WHAT YOU HAVE TO DO:
Exactly as written, transcribe the lines that run from the one containing "What text is on this page?" to the end of the records below.

(Lines of data)
_ _ _ _ _

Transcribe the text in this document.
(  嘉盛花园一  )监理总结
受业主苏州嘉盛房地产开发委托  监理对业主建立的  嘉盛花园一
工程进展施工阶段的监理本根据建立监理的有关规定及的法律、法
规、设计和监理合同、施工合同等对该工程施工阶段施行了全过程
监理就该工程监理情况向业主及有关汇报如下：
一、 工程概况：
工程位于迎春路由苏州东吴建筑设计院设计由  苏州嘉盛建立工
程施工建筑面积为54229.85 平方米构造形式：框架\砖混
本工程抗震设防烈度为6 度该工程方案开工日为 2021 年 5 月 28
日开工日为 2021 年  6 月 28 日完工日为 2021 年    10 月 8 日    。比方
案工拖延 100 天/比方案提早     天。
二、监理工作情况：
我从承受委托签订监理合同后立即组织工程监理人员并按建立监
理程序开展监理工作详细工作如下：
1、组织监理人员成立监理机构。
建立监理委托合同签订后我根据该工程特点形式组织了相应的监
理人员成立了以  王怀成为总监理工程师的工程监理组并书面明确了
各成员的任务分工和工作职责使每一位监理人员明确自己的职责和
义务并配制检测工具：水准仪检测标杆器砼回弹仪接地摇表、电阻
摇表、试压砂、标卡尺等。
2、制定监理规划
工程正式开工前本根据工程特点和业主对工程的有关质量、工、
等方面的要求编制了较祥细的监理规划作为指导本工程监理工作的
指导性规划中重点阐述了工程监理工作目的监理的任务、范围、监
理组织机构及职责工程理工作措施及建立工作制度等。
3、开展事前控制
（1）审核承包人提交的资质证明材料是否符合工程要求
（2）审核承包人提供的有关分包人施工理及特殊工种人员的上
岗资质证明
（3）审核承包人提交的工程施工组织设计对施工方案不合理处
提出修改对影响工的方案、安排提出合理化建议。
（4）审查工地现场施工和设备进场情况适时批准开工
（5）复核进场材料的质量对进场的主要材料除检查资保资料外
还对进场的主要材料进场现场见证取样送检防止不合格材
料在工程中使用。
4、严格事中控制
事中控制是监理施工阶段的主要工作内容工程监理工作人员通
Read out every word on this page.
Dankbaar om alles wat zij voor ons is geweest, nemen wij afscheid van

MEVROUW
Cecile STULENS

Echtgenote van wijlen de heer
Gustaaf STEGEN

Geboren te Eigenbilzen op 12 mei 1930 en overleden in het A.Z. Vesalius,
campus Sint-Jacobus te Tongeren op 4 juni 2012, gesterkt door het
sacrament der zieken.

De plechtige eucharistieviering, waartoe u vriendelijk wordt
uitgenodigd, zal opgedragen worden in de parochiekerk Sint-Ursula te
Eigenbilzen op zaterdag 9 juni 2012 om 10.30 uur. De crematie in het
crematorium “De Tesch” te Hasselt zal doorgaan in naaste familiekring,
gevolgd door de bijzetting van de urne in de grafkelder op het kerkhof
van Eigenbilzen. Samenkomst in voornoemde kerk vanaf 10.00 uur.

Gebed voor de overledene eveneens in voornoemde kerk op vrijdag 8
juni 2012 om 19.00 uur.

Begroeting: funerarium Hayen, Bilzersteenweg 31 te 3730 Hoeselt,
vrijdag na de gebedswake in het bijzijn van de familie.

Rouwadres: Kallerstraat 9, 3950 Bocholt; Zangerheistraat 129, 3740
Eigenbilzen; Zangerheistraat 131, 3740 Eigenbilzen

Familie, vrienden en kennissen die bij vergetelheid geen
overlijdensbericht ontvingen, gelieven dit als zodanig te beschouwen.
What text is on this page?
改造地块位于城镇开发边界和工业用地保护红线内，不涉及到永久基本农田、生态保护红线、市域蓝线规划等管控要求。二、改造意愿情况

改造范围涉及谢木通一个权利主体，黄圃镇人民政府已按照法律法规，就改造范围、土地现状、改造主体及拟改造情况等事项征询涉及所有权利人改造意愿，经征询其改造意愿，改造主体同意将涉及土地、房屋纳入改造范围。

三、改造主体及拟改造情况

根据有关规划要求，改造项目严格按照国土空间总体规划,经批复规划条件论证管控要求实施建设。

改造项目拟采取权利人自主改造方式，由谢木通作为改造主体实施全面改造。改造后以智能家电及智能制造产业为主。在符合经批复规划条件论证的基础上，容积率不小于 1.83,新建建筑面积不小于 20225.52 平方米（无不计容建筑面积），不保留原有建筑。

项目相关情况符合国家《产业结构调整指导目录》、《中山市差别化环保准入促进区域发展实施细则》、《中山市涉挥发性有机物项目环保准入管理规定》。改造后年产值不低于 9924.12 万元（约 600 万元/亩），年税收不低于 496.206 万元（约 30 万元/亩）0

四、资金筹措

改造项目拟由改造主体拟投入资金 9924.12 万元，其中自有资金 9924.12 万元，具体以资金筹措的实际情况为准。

_ _ _ _ _

SOLVED EXERCISE:
What text is on this page?
改造地块位于城镇开发边界和工业用地保护红线内，不涉及到永久基本农田、生态保护红线、市域蓝线规划等管控要求。二、改造意愿情况

改造范围涉及谢木通一个权利主体，黄圃镇人民政府已按照法律法规，就改造范围、土地现状、改造主体及拟改造情况等事项征询涉及所有权利人改造意愿，经征询其改造意愿，改造主体同意将涉及土地、房屋纳入改造范围。

三、改造主体及拟改造情况

根据有关规划要求，改造项目严格按照国土空间总体规划,经批复规划条件论证管控要求实施建设。

改造项目拟采取权利人自主改造方式，由谢木通作为改造主体实施全面改造。改造后以智能家电及智能制造产业为主。在符合经批复规划条件论证的基础上，容积率不小于 1.83,新建建筑面积不小于 20225.52 平方米（无不计容建筑面积），不保留原有建筑。

项目相关情况符合国家《产业结构调整指导目录》、《中山市差别化环保准入促进区域发展实施细则》、《中山市涉挥发性有机物项目环保准入管理规定》。改造后年产值不低于 9924.12 万元（约 600 万元/亩），年税收不低于 496.206 万元（约 30 万元/亩）0

四、资金筹措

改造项目拟由改造主体拟投入资金 9924.12 万元，其中自有资金 9924.12 万元，具体以资金筹措的实际情况为准。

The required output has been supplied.